- [Exercise description] Beneath this sentence is a set of records; write each of them out exactly.

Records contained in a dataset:
┌──

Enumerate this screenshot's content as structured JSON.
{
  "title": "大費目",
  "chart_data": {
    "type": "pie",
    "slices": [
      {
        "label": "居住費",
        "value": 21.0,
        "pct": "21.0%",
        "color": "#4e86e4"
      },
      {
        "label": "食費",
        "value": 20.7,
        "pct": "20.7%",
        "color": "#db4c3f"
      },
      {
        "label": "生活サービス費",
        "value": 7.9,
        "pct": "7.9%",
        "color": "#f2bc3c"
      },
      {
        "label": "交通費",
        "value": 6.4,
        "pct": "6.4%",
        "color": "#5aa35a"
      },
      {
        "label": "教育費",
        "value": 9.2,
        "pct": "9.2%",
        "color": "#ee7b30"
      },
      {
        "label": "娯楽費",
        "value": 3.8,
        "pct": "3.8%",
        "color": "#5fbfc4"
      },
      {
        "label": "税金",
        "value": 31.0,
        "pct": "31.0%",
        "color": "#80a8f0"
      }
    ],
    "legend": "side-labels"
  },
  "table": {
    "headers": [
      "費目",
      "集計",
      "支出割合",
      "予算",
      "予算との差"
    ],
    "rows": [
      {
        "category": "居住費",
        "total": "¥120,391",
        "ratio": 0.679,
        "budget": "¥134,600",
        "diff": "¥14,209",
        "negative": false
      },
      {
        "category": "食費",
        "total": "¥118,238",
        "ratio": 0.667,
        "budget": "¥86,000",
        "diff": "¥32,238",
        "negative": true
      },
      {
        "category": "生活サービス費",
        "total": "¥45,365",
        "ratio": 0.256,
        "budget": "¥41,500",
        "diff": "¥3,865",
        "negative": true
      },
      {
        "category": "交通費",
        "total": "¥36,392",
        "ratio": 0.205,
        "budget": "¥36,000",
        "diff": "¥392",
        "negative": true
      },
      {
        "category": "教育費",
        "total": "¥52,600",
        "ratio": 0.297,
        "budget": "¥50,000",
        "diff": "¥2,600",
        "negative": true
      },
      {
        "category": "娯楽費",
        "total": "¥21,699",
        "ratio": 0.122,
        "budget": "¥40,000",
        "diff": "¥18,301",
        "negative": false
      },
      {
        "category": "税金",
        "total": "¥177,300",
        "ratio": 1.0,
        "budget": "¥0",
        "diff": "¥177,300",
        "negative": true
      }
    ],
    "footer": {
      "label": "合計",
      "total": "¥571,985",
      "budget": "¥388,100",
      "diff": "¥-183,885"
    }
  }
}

└──

- [Exercise answer]
Enumerate this screenshot's content as structured JSON.
{
  "title": "大費目",
  "chart_data": {
    "type": "pie",
    "slices": [
      {
        "label": "居住費",
        "value": 21.0,
        "pct": "21.0%",
        "color": "#4e86e4"
      },
      {
        "label": "食費",
        "value": 20.7,
        "pct": "20.7%",
        "color": "#db4c3f"
      },
      {
        "label": "生活サービス費",
        "value": 7.9,
        "pct": "7.9%",
        "color": "#f2bc3c"
      },
      {
        "label": "交通費",
        "value": 6.4,
        "pct": "6.4%",
        "color": "#5aa35a"
      },
      {
        "label": "教育費",
        "value": 9.2,
        "pct": "9.2%",
        "color": "#ee7b30"
      },
      {
        "label": "娯楽費",
        "value": 3.8,
        "pct": "3.8%",
        "color": "#5fbfc4"
      },
      {
        "label": "税金",
        "value": 31.0,
        "pct": "31.0%",
        "color": "#80a8f0"
      }
    ],
    "legend": "side-labels"
  },
  "table": {
    "headers": [
      "費目",
      "集計",
      "支出割合",
      "予算",
      "予算との差"
    ],
    "rows": [
      {
        "category": "居住費",
        "total": "¥120,391",
        "ratio": 0.679,
        "budget": "¥134,600",
        "diff": "¥14,209",
        "negative": false
      },
      {
        "category": "食費",
        "total": "¥118,238",
        "ratio": 0.667,
        "budget": "¥86,000",
        "diff": "¥32,238",
        "negative": true
      },
      {
        "category": "生活サービス費",
        "total": "¥45,365",
        "ratio": 0.256,
        "budget": "¥41,500",
        "diff": "¥3,865",
        "negative": true
      },
      {
        "category": "交通費",
        "total": "¥36,392",
        "ratio": 0.205,
        "budget": "¥36,000",
        "diff": "¥392",
        "negative": true
      },
      {
        "category": "教育費",
        "total": "¥52,600",
        "ratio": 0.297,
        "budget": "¥50,000",
        "diff": "¥2,600",
        "negative": true
      },
      {
        "category": "娯楽費",
        "total": "¥21,699",
        "ratio": 0.122,
        "budget": "¥40,000",
        "diff": "¥18,301",
        "negative": false
      },
      {
        "category": "税金",
        "total": "¥177,300",
        "ratio": 1.0,
        "budget": "¥0",
        "diff": "¥177,300",
        "negative": true
      }
    ],
    "footer": {
      "label": "合計",
      "total": "¥571,985",
      "budget": "¥388,100",
      "diff": "¥-183,885"
    }
  }
}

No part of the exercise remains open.